READING TEXT:
Relatively few previous studies have examined associations of active engagement and protective buffering in relation to relationship satisfaction over time, and these have reported nonsignificant associations in a sample of patients with breast cancer (Hinnen et al. 2008a), a sample of couples in which one partner received a hematopoietic stem cell transplantation (Langer et al. 2009), and a sample of healthy couples (Bodenmann et al. 2006). Obviously, further longitudinal work is needed to fully understand possible consequences of spousal behavior, such as active engagement and protective buffering—possibly in combination with spousal supportiveness before the onset of illness—on marital functioning over time.

This study has several noteworthy strengths, such as a longitudinal design and data obtained from both members of couples coping with colorectal cancer, which were analyzed taking into account their interdependency. However, this study has also some limitations. First, although our cross-sectional findings are in line with our hypotheses based on attributional processes in marriage, we did not measure the participants’ attributions regarding current spousal supportive behavior. Second, the retrospective assessment of past spousal support may have influenced the findings. It may be that participants’ perceptions of past spousal support are colored by their perceptions of current spousal behavior. In other words, the retrospective assessment of past spousal support may have increased the associations with current spousal behavior. Third, the response rate was not very high, which may have introduced some bias. Perhaps only couples who showed high marital functioning participated in our study. However, there are no indications that this was the case. Specifically, the scores of our sample on relationship satisfaction were comparable to the scores of a reference group of Dutch adults (Schroevers et al. 2004). Furthermore, it points out a broader problem recognized in this literature, namely that it is difficult to recruit couples; it is not uncommon for studies of couples dealing with cancer, especially longitudinal and observational studies, to report relatively low response rates (Badr and Taylor 2009; Hinnen et al. 2008b; Langer et al. 2009; Manne et al. 2004). Nevertheless, replication in larger studies with higher response rates that include measurements of the attributional process would be an important next step to further increase our knowledge of dyadic coping with cancer.

To conclude, our cross-sectional results indicate that relationship satisfaction can be maintained if past spousal supportiveness is high, even if the partner is currently not very responsive to the individual’s needs. However in the long run, hiding concerns and minimizing the other partner’s concerns appears to be harmful in that it is negatively associated with future relationships satisfaction. Therefore, it may be helpful to encourage couples to be actively engaged and to reduce protective buffering. Indeed, previous intervention studies for couples dealing with cancer that focused on dyadic coping have shown that both relationship satisfaction and emotional well-being may improve in patients and their partners (Baucom et al. 2009; Kuijer et al. 2004). Overall, our research supports the idea that dyadic coping processes should be understood in the interpersonal context in which these occur.

REQUIRED WORK: Copy the discussion text from "Relatively few previous" to "functioning over time.", changing "protective buffering" to "emotional withdrawal" wherever it appears. The records are separate material and have no connection to the discussion text.

PROVIDED INFORMATION:

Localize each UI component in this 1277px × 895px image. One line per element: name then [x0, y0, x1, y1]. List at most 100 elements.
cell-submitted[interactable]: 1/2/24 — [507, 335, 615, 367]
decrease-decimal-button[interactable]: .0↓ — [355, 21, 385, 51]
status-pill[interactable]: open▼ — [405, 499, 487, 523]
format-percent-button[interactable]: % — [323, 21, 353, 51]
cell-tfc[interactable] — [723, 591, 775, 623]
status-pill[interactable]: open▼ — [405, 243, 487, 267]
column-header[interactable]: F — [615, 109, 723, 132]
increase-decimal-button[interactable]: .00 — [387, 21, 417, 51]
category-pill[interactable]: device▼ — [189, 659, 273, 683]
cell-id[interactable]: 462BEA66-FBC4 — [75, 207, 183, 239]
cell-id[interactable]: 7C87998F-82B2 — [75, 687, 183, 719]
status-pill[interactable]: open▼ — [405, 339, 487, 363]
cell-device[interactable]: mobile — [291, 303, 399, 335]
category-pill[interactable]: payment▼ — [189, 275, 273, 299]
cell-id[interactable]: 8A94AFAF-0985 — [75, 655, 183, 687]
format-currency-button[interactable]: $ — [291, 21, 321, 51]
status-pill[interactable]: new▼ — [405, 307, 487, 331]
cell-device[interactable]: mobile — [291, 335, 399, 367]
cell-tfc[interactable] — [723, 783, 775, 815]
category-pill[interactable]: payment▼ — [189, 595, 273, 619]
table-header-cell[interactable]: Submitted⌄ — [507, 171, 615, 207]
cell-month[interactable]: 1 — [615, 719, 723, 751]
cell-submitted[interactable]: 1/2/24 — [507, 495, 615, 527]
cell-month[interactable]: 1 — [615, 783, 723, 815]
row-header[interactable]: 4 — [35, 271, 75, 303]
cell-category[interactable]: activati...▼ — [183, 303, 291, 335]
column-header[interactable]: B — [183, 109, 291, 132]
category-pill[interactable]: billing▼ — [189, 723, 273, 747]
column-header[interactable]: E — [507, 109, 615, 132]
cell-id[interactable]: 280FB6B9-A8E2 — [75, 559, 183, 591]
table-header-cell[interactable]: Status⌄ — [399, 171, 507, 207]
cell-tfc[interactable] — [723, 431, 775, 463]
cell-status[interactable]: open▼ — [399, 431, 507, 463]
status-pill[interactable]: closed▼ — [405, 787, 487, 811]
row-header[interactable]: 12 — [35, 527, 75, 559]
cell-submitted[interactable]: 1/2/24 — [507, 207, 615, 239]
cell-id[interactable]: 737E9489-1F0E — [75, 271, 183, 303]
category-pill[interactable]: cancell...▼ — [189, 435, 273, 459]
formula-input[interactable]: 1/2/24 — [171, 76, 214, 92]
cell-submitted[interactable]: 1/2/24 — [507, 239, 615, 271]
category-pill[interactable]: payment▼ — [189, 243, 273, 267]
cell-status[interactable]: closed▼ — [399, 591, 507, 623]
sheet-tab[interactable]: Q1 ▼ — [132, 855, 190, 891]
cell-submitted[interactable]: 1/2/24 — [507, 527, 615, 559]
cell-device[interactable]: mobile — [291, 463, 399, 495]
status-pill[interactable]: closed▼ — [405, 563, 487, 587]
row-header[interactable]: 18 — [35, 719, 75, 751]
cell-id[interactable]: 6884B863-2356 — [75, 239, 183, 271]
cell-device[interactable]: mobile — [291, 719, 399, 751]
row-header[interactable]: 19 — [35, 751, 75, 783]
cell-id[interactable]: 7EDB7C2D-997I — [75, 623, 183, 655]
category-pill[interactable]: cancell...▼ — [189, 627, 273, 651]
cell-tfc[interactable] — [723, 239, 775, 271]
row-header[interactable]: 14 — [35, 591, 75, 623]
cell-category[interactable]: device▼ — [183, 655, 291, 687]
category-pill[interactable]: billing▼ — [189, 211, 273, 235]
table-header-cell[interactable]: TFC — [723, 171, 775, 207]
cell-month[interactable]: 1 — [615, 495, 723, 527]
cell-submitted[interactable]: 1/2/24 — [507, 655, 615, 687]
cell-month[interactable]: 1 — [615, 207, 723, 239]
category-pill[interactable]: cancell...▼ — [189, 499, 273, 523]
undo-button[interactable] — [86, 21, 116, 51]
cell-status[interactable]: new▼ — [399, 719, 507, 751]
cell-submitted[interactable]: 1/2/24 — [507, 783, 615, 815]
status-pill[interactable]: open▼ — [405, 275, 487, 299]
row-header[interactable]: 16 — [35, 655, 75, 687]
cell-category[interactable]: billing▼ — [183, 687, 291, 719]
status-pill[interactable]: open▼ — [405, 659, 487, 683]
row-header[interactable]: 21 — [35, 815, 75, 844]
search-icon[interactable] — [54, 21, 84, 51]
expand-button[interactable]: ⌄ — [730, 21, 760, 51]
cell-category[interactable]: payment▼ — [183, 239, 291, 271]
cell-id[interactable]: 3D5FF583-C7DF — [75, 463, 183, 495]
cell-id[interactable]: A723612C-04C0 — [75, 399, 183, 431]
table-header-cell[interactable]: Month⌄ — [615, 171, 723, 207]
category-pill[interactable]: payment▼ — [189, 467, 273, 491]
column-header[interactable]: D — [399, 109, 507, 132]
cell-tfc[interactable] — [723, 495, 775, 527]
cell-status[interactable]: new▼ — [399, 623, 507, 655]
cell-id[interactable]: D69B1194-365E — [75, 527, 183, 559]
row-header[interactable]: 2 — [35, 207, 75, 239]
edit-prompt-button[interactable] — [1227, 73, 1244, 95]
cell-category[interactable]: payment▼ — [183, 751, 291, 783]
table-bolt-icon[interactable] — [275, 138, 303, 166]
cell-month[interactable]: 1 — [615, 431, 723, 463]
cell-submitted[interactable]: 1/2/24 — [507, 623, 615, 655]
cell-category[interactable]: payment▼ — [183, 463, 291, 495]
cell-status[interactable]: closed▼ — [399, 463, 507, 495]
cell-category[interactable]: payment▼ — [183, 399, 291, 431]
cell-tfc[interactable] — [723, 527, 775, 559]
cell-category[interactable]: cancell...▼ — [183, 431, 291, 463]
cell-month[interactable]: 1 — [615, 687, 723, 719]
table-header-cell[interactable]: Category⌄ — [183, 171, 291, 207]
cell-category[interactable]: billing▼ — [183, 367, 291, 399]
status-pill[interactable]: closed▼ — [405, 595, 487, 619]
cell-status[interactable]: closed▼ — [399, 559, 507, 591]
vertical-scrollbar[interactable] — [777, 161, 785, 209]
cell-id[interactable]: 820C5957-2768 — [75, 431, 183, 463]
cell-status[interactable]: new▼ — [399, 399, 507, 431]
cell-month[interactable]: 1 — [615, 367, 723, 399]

EXPECTED ANSWER:
Relatively few previous studies have examined associations of active engagement and emotional withdrawal in relation to relationship satisfaction over time, and these have reported nonsignificant associations in a sample of patients with breast cancer (Hinnen et al. 2008a), a sample of couples in which one partner received a hematopoietic stem cell transplantation (Langer et al. 2009), and a sample of healthy couples (Bodenmann et al. 2006). Obviously, further longitudinal work is needed to fully understand possible consequences of spousal behavior, such as active engagement and emotional withdrawal—possibly in combination with spousal supportiveness before the onset of illness—on marital functioning over time.